Requirement A:
Convert the rows starting at the line containing "bar-cogs-year-1 bbox=[147, 414, 200, 459]" and ending at the line containing "legend-label-opex: OpEx bbox=[627, 99, 668, 116]" into a Markdown table with the columns "No." and "Entry". Leave out blank lines.

Page excerpt:
Obligatory intro: if you wish me to ask questions of you, say so in a comment.

From :

  1. If you could host a dinner party for 3 live people, who would it be? (any motive, any people) I really really like international political gossip, especially over dinner, so the first two are dead easy – one of them I once shook hands with, the other I’ve met on several occasions: Kofi Annan, the United Nations Secretary General, and Javier Solana, the EU’s foreign policy chief. Just listening to the two of them chatting about what they thought was really going on in the world would be fascinating.

    The third is a bit more difficult. To balance out with my sf interests, there should really be an sf writer, but it’s difficult to think of one who wold either a) be at home in the complex world of international politics or b) might not be at home but would be a sufficiently attractive personality that it wouldn’t chill the atmosphere. I haven’t met him socially, though I have heard him speak a couple of times, and I wonder if Terry Pratchett might fit my criteria? (Solana after all has a Ph D in physics, so his nerdy side may not be that deeply buried.) If he doesn’t, then go for the safe option – international politics, but with a woman’s perspective, and invite Mary Robinson.

  2. If you could host a dinner party for 3 dead people, who would it be? (any motive, any people) This response is definitely more literary. I’ve always loved the novels of Roger Zelazny, and similarly J.R.R. Tolkien, so to listen to the two of them comparing notes on myth-making and writing would be great. However to liven things up a bit I’d want George Bernard Shaw there for the first couple of courses. As a strict vegetarian and teetotaller he would disappear home about ten o’clock and then Zelazny, Tolkien and I could spend the rest of the evening slagging him off.

  3. Who is the most influential/coolest/famous person to have bought you a drink? I’ve been at numerous diplomatic receptions down the years, some sponsored by foreign minsters, some by presidents, etc etc. Difficult to rank them in terms of influence/cool/fame! In terms of cool, which is a very personal ranking, I’d still rank Ken MacLeod ahead of any of the politicians, but I suspect he himself would reject the concept of being “cool”. In terms of influence, probably Solana, who has bought me not just drinks but entertained me (with several others) to lunch (as did his successor at NATO, Lord Robertson). In terms of fame, probably the royal wedding last year. Combining all three factors, I come back to Paddy Ashdown.

  4. What first attracted you to Anne/Any cool storys about meeting? Heck, this is a more tricky one than you realise (though not so personal that I can’t answer it).

Record excerpts:
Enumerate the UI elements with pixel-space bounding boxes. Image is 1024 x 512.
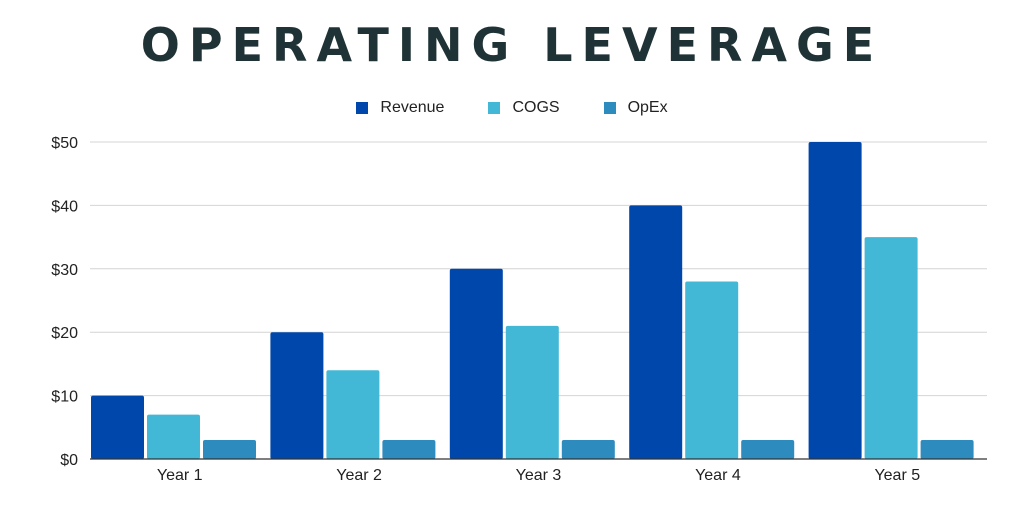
bar-cogs-year-1 bbox=[147, 414, 200, 459]
bars bbox=[91, 142, 974, 459]
bar-opex-year-1 bbox=[203, 439, 256, 459]
bar-cogs-year-2 bbox=[326, 370, 380, 459]
legend-label-revenue: Revenue bbox=[380, 99, 445, 116]
x-tick-label: Year 5 bbox=[874, 467, 920, 484]
bar-revenue-year-2 bbox=[270, 332, 324, 459]
bar-opex-year-2 bbox=[382, 439, 436, 459]
legend-item-revenue: Revenue bbox=[356, 99, 444, 117]
x-tick-label: Year 3 bbox=[516, 467, 562, 484]
bar-opex-year-5 bbox=[920, 439, 974, 459]
bar-revenue-year-5 bbox=[808, 142, 862, 459]
bar-cogs-year-4 bbox=[685, 281, 739, 459]
bar-opex-year-3 bbox=[561, 439, 615, 459]
y-tick-label: $10 bbox=[51, 389, 78, 406]
bar-revenue-year-3 bbox=[449, 268, 503, 459]
y-tick-label: $40 bbox=[51, 198, 78, 215]
chart-legend: Revenue COGS OpEx bbox=[0, 99, 1024, 117]
x-tick-label: Year 1 bbox=[157, 467, 203, 484]
x-tick-label: Year 2 bbox=[336, 467, 382, 484]
legend-item-cogs: COGS bbox=[488, 99, 560, 117]
y-tick-label: $0 bbox=[60, 452, 78, 469]
bar-opex-year-4 bbox=[741, 439, 795, 459]
legend-label-opex: OpEx bbox=[627, 99, 668, 116]
axes: $0 $10 $20 $30 $40 $50 Year 1 Year 2 Year 3 Year … bbox=[51, 135, 987, 484]
y-tick-label: $20 bbox=[51, 325, 78, 342]
y-tick-label: $50 bbox=[51, 135, 78, 152]
x-tick-label: Year 4 bbox=[695, 467, 741, 484]
legend-item-opex: OpEx bbox=[603, 99, 668, 117]
bar-cogs-year-3 bbox=[505, 325, 559, 459]
legend-swatch-cogs bbox=[488, 102, 501, 114]
chart-title: OPERATING LEVERAGE bbox=[140, 18, 884, 72]
y-tick-label: $30 bbox=[51, 262, 78, 279]
bar-cogs-year-5 bbox=[864, 237, 918, 459]
legend-label-cogs: COGS bbox=[512, 99, 560, 116]
legend-swatch-revenue bbox=[356, 102, 369, 114]
bar-revenue-year-4 bbox=[629, 205, 683, 459]
legend-swatch-opex bbox=[603, 102, 616, 114]
bar-revenue-year-1 bbox=[91, 395, 144, 459]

Requirement B:
Reproduce the blog post's passage starting at "The third is" and ending at "invite Mary Robinson.", substituting "science fiction writer" for "sf writer".

Written response A:
| No. | Entry |
|---|---|
| 1 | bar-cogs-year-1 bbox=[147, 414, 200, 459] |
| 2 | bars bbox=[91, 142, 974, 459] |
| 3 | bar-opex-year-1 bbox=[203, 439, 256, 459] |
| 4 | bar-cogs-year-2 bbox=[326, 370, 380, 459] |
| 5 | legend-label-revenue: Revenue bbox=[380, 99, 445, 116] |
| 6 | x-tick-label: Year 5 bbox=[874, 467, 920, 484] |
| 7 | bar-revenue-year-2 bbox=[270, 332, 324, 459] |
| 8 | bar-opex-year-2 bbox=[382, 439, 436, 459] |
| 9 | legend-item-revenue: Revenue bbox=[356, 99, 444, 117] |
| 10 | x-tick-label: Year 3 bbox=[516, 467, 562, 484] |
| 11 | bar-opex-year-5 bbox=[920, 439, 974, 459] |
| 12 | bar-revenue-year-5 bbox=[808, 142, 862, 459] |
| 13 | bar-cogs-year-4 bbox=[685, 281, 739, 459] |
| 14 | bar-opex-year-3 bbox=[561, 439, 615, 459] |
| 15 | y-tick-label: $10 bbox=[51, 389, 78, 406] |
| 16 | bar-revenue-year-3 bbox=[449, 268, 503, 459] |
| 17 | y-tick-label: $40 bbox=[51, 198, 78, 215] |
| 18 | chart-legend: Revenue COGS OpEx bbox=[0, 99, 1024, 117] |
| 19 | x-tick-label: Year 1 bbox=[157, 467, 203, 484] |
| 20 | x-tick-label: Year 2 bbox=[336, 467, 382, 484] |
| 21 | legend-item-cogs: COGS bbox=[488, 99, 560, 117] |
| 22 | y-tick-label: $0 bbox=[60, 452, 78, 469] |
| 23 | bar-opex-year-4 bbox=[741, 439, 795, 459] |
| 24 | legend-label-opex: OpEx bbox=[627, 99, 668, 116] |

Written response B:
The third is a bit more difficult. To balance out with my sf interests, there should really be an science fiction writer, but it’s difficult to think of one who wold either a) be at home in the complex world of international politics or b) might not be at home but would be a sufficiently attractive personality that it wouldn’t chill the atmosphere. I haven’t met him socially, though I have heard him speak a couple of times, and I wonder if Terry Pratchett might fit my criteria? (Solana after all has a Ph D in physics, so his nerdy side may not be that deeply buried.) If he doesn’t, then go for the safe option – international politics, but with a woman’s perspective, and invite Mary Robinson.